#### Work to do
Where a line contains the word "performing", copy that line in full.

#### Extracted data entries
.....
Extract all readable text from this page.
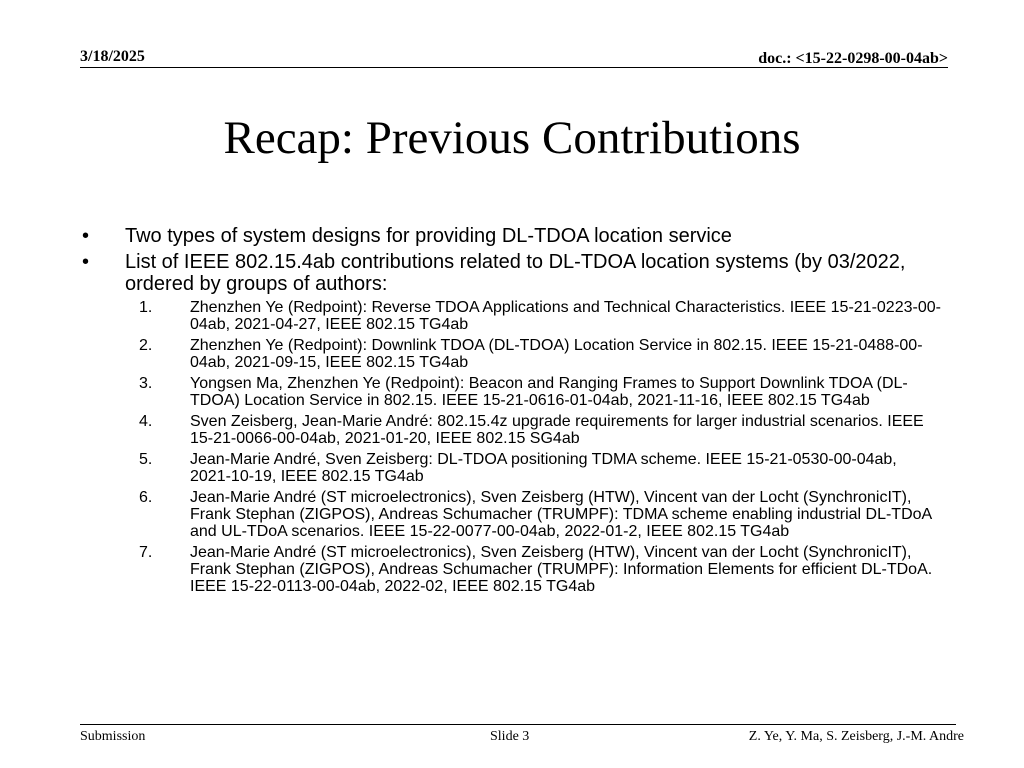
3/18/2025	doc.: <15-22-0298-00-04ab>
Recap: Previous Contributions
•	Two types of system designs for providing DL-TDOA location service
•	List of IEEE 802.15.4ab contributions related to DL-TDOA location systems (by 03/2022, ordered by groups of authors:
1.	Zhenzhen Ye (Redpoint): Reverse TDOA Applications and Technical Characteristics. IEEE 15-21-0223-00-04ab, 2021-04-27, IEEE 802.15 TG4ab
2.	Zhenzhen Ye (Redpoint): Downlink TDOA (DL-TDOA) Location Service in 802.15. IEEE 15-21-0488-00-04ab, 2021-09-15, IEEE 802.15 TG4ab
3.	Yongsen Ma, Zhenzhen Ye (Redpoint): Beacon and Ranging Frames to Support Downlink TDOA (DL-TDOA) Location Service in 802.15. IEEE 15-21-0616-01-04ab, 2021-11-16, IEEE 802.15 TG4ab
4.	Sven Zeisberg, Jean-Marie André: 802.15.4z upgrade requirements for larger industrial scenarios. IEEE 15-21-0066-00-04ab, 2021-01-20, IEEE 802.15 SG4ab
5.	Jean-Marie André, Sven Zeisberg: DL-TDOA positioning TDMA scheme. IEEE 15-21-0530-00-04ab, 2021-10-19, IEEE 802.15 TG4ab
6.	Jean-Marie André (ST microelectronics), Sven Zeisberg (HTW), Vincent van der Locht (SynchronicIT), Frank Stephan (ZIGPOS), Andreas Schumacher (TRUMPF): TDMA scheme enabling industrial DL-TDoA and UL-TDoA scenarios. IEEE 15-22-0077-00-04ab, 2022-01-2, IEEE 802.15 TG4ab
7.	Jean-Marie André (ST microelectronics), Sven Zeisberg (HTW), Vincent van der Locht (SynchronicIT), Frank Stephan (ZIGPOS), Andreas Schumacher (TRUMPF): Information Elements for efficient DL-TDoA. IEEE 15-22-0113-00-04ab, 2022-02, IEEE 802.15 TG4ab
Submission	Slide 3	Z. Ye, Y. Ma, S. Zeisberg, J.-M. Andre
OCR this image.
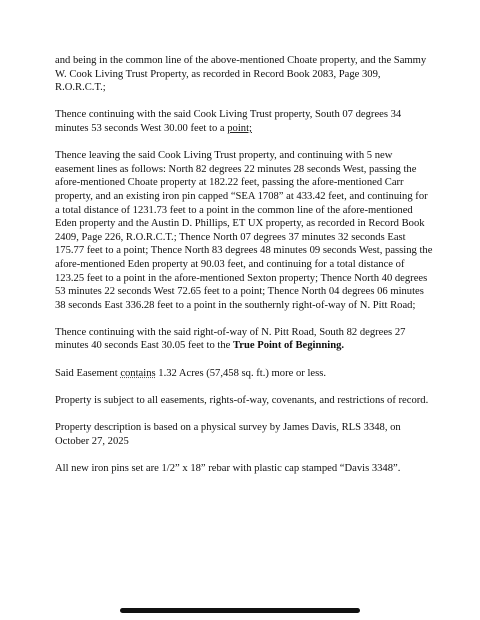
and being in the common line of the above-mentioned Choate property, and the Sammy W. Cook Living Trust Property, as recorded in Record Book 2083, Page 309, R.O.R.C.T.;

Thence continuing with the said Cook Living Trust property, South 07 degrees 34 minutes 53 seconds West 30.00 feet to a point;

Thence leaving the said Cook Living Trust property, and continuing with 5 new easement lines as follows: North 82 degrees 22 minutes 28 seconds West, passing the afore-mentioned Choate property at 182.22 feet, passing the afore-mentioned Carr property, and an existing iron pin capped “SEA 1708” at 433.42 feet, and continuing for a total distance of 1231.73 feet to a point in the common line of the afore-mentioned Eden property and the Austin D. Phillips, ET UX property, as recorded in Record Book 2409, Page 226, R.O.R.C.T.; Thence North 07 degrees 37 minutes 32 seconds East 175.77 feet to a point; Thence North 83 degrees 48 minutes 09 seconds West, passing the afore-mentioned Eden property at 90.03 feet, and continuing for a total distance of 123.25 feet to a point in the afore-mentioned Sexton property; Thence North 40 degrees 53 minutes 22 seconds West 72.65 feet to a point; Thence North 04 degrees 06 minutes 38 seconds East 336.28 feet to a point in the southernly right-of-way of N. Pitt Road;

Thence continuing with the said right-of-way of N. Pitt Road, South 82 degrees 27 minutes 40 seconds East 30.05 feet to the True Point of Beginning.

Said Easement contains 1.32 Acres (57,458 sq. ft.) more or less.

Property is subject to all easements, rights-of-way, covenants, and restrictions of record.

Property description is based on a physical survey by James Davis, RLS 3348, on October 27, 2025

All new iron pins set are 1/2” x 18” rebar with plastic cap stamped “Davis 3348”.
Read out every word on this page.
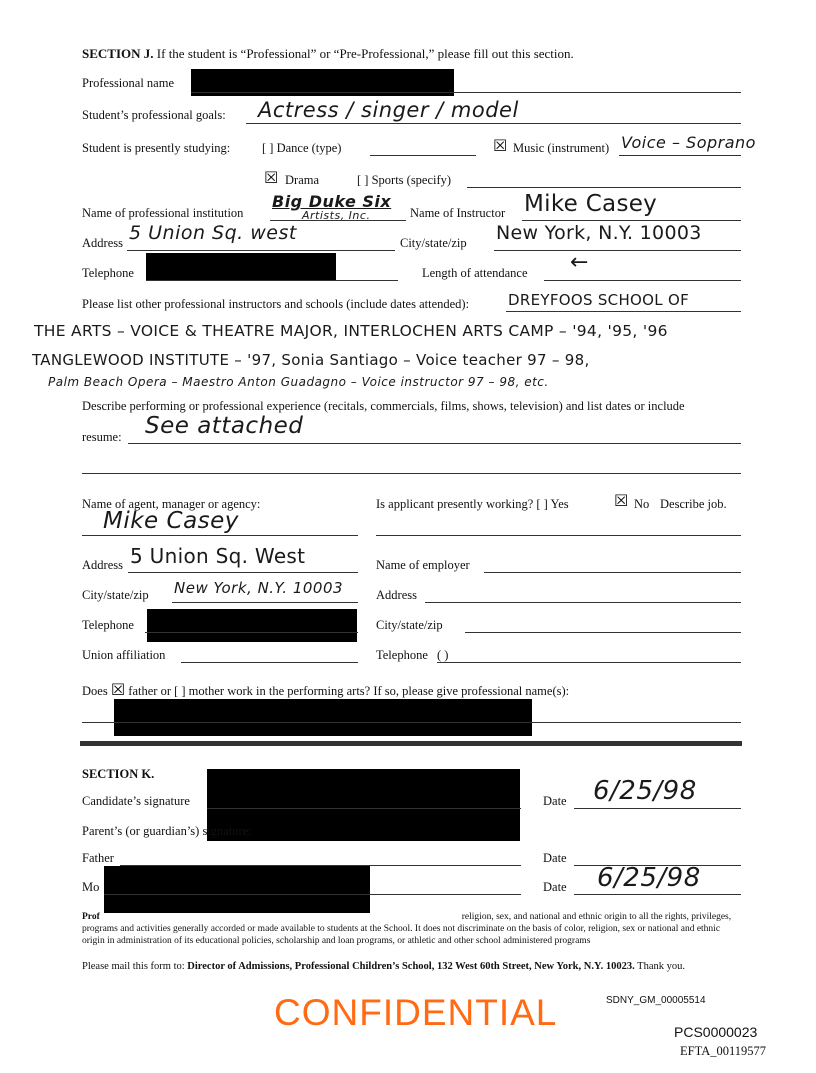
SECTION J. If the student is “Professional” or “Pre-Professional,” please fill out this section.
Professional name
Student’s professional goals: Actress / singer / model
Student is presently studying:	[ ] Dance (type)	☒ Music (instrument) Voice – Soprano
☒ Drama	[ ] Sports (specify)
Name of professional institution
Big Duke Six
Artists, Inc.	Name of Instructor Mike Casey
Address 5 Union Sq. west	City/state/zip New York, N.Y. 10003
Telephone	Length of attendance ←
Please list other professional instructors and schools (include dates attended):	DREYFOOS SCHOOL OF
THE ARTS – VOICE & THEATRE MAJOR, INTERLOCHEN ARTS CAMP – '94, '95, '96
TANGLEWOOD INSTITUTE – '97, Sonia Santiago – Voice teacher 97 – 98,
Palm Beach Opera – Maestro Anton Guadagno – Voice instructor 97 – 98, etc.
Describe performing or professional experience (recitals, commercials, films, shows, television) and list dates or include
resume: See attached
Name of agent, manager or agency:
Mike Casey
Is applicant presently working? [ ] Yes	☒ No Describe job.
Address 5 Union Sq. West	Name of employer
City/state/zip New York, N.Y. 10003	Address
Telephone	City/state/zip
Union affiliation	Telephone ( )
Does ☒ father or [ ] mother work in the performing arts? If so, please give professional name(s):
SECTION K.
Candidate’s signature	Date 6/25/98
Parent’s (or guardian’s) signature:
Father	Date
Mo	Date 6/25/98
Prof	religion, sex, and national and ethnic origin to all the rights, privileges, programs and activities generally accorded or made available to students at the School. It does not discriminate on the basis of color, religion, sex or national and ethnic origin in administration of its educational policies, scholarship and loan programs, or athletic and other school administered programs
Please mail this form to: Director of Admissions, Professional Children’s School, 132 West 60th Street, New York, N.Y. 10023. Thank you.
CONFIDENTIAL	SDNY_GM_00005514
PCS0000023
EFTA_00119577
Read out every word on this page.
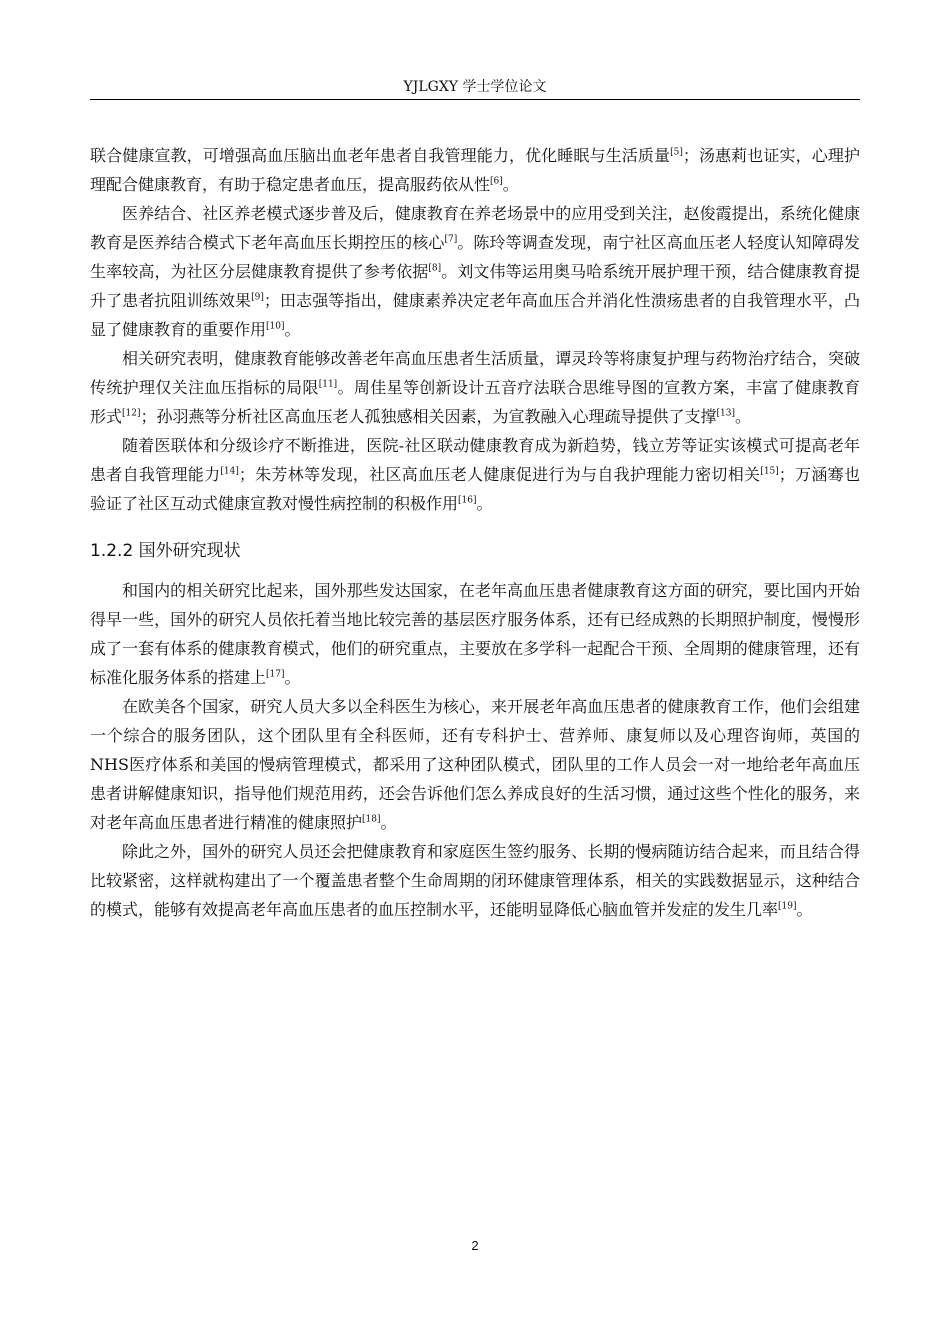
YJLGXY 学士学位论文

联合健康宣教，可增强高血压脑出血老年患者自我管理能力，优化睡眠与生活质量[5]；汤惠莉也证实，心理护理配合健康教育，有助于稳定患者血压，提高服药依从性[6]。

医养结合、社区养老模式逐步普及后，健康教育在养老场景中的应用受到关注，赵俊霞提出，系统化健康教育是医养结合模式下老年高血压长期控压的核心[7]。陈玲等调查发现，南宁社区高血压老人轻度认知障碍发生率较高，为社区分层健康教育提供了参考依据[8]。刘文伟等运用奥马哈系统开展护理干预，结合健康教育提升了患者抗阻训练效果[9]；田志强等指出，健康素养决定老年高血压合并消化性溃疡患者的自我管理水平，凸显了健康教育的重要作用[10]。

相关研究表明，健康教育能够改善老年高血压患者生活质量，谭灵玲等将康复护理与药物治疗结合，突破传统护理仅关注血压指标的局限[11]。周佳星等创新设计五音疗法联合思维导图的宣教方案，丰富了健康教育形式[12]；孙羽燕等分析社区高血压老人孤独感相关因素，为宣教融入心理疏导提供了支撑[13]。

随着医联体和分级诊疗不断推进，医院-社区联动健康教育成为新趋势，钱立芳等证实该模式可提高老年患者自我管理能力[14]；朱芳林等发现，社区高血压老人健康促进行为与自我护理能力密切相关[15]；万涵骞也验证了社区互动式健康宣教对慢性病控制的积极作用[16]。

1.2.2 国外研究现状

和国内的相关研究比起来，国外那些发达国家，在老年高血压患者健康教育这方面的研究，要比国内开始得早一些，国外的研究人员依托着当地比较完善的基层医疗服务体系，还有已经成熟的长期照护制度，慢慢形成了一套有体系的健康教育模式，他们的研究重点，主要放在多学科一起配合干预、全周期的健康管理，还有标准化服务体系的搭建上[17]。

在欧美各个国家，研究人员大多以全科医生为核心，来开展老年高血压患者的健康教育工作，他们会组建一个综合的服务团队，这个团队里有全科医师，还有专科护士、营养师、康复师以及心理咨询师，英国的NHS医疗体系和美国的慢病管理模式，都采用了这种团队模式，团队里的工作人员会一对一地给老年高血压患者讲解健康知识，指导他们规范用药，还会告诉他们怎么养成良好的生活习惯，通过这些个性化的服务，来对老年高血压患者进行精准的健康照护[18]。

除此之外，国外的研究人员还会把健康教育和家庭医生签约服务、长期的慢病随访结合起来，而且结合得比较紧密，这样就构建出了一个覆盖患者整个生命周期的闭环健康管理体系，相关的实践数据显示，这种结合的模式，能够有效提高老年高血压患者的血压控制水平，还能明显降低心脑血管并发症的发生几率[19]。

2
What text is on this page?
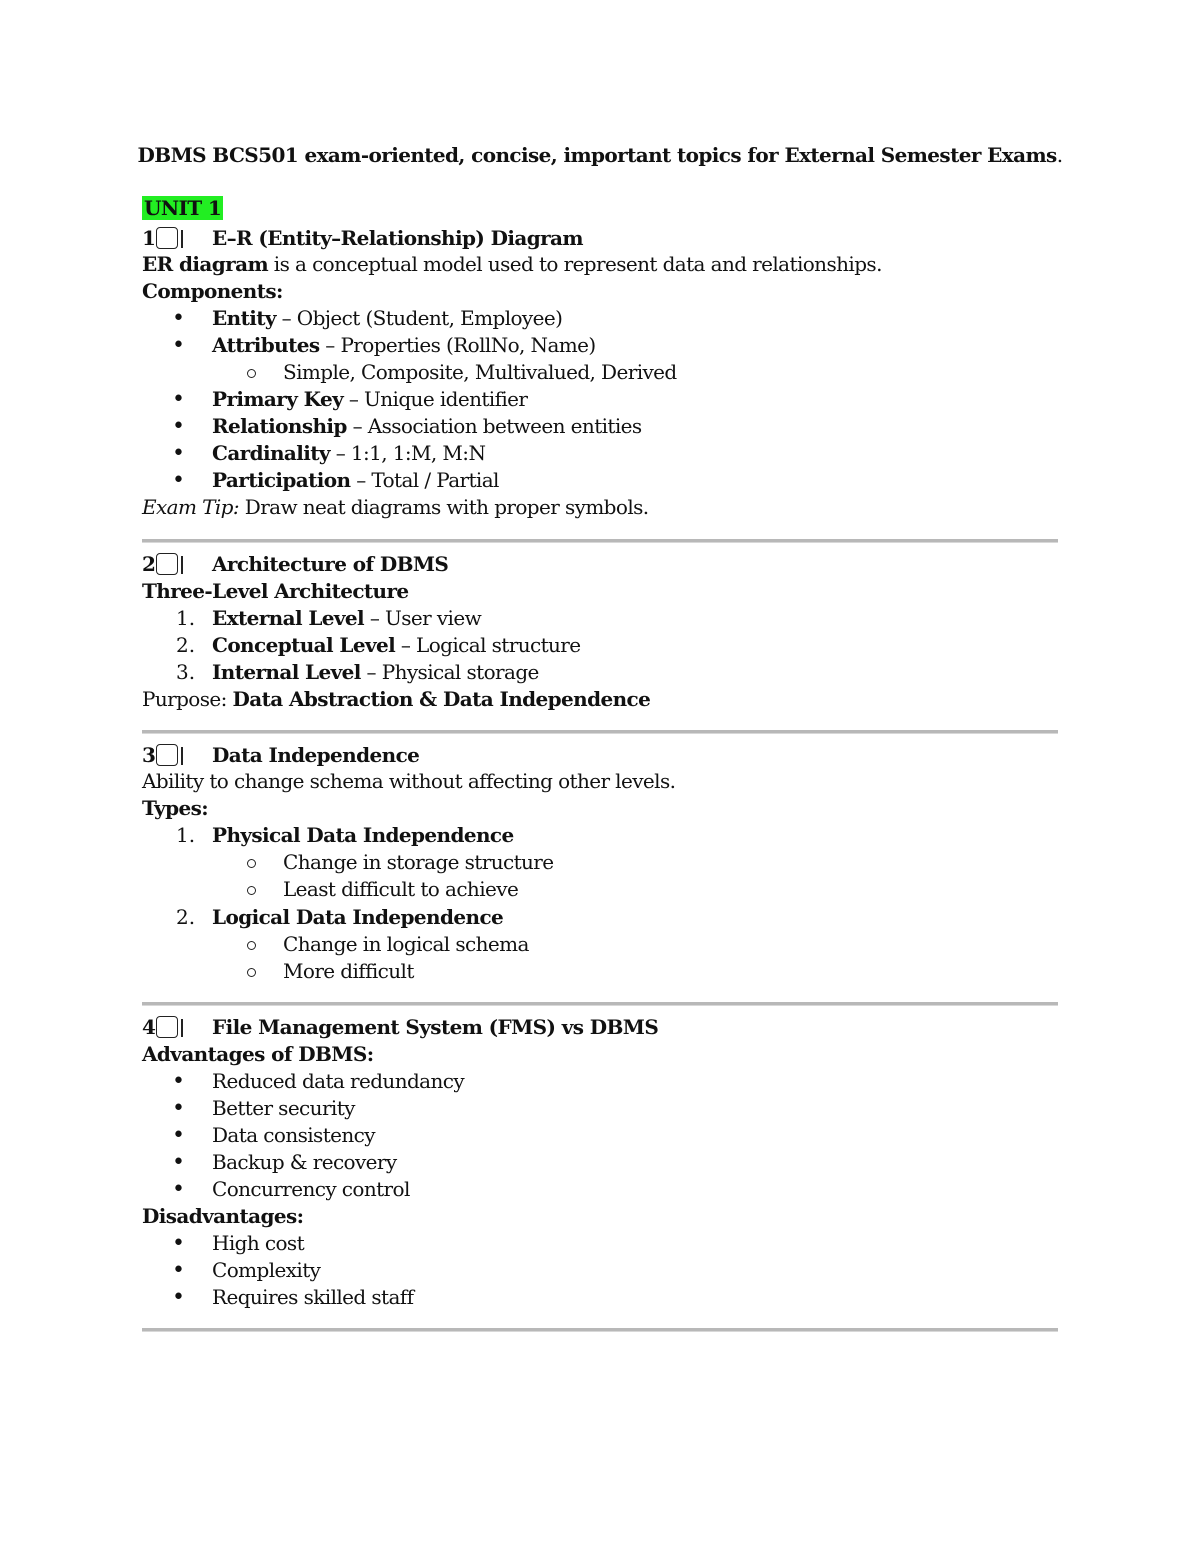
DBMS BCS501 exam-oriented, concise, important topics for External Semester Exams.
UNIT 1
1	E–R (Entity–Relationship) Diagram
ER diagram is a conceptual model used to represent data and relationships.
Components:
• Entity – Object (Student, Employee)
• Attributes – Properties (RollNo, Name)
Simple, Composite, Multivalued, Derived
• Primary Key – Unique identifier
• Relationship – Association between entities
• Cardinality – 1:1, 1:M, M:N
• Participation – Total / Partial
Exam Tip: Draw neat diagrams with proper symbols.
2	Architecture of DBMS
Three-Level Architecture
1. External Level – User view
2. Conceptual Level – Logical structure
3. Internal Level – Physical storage
Purpose: Data Abstraction & Data Independence
3	Data Independence
Ability to change schema without affecting other levels.
Types:
1. Physical Data Independence
Change in storage structure
Least difficult to achieve
2. Logical Data Independence
Change in logical schema
More difficult
4	File Management System (FMS) vs DBMS
Advantages of DBMS:
• Reduced data redundancy
• Better security
• Data consistency
• Backup & recovery
• Concurrency control
Disadvantages:
• High cost
• Complexity
• Requires skilled staff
.....
#### Task output
Describe performing or professional experience (recitals, commercials, films, shows, television) and list dates or include
Does ☒ father or [ ] mother work in the performing arts? If so, please give professional name(s):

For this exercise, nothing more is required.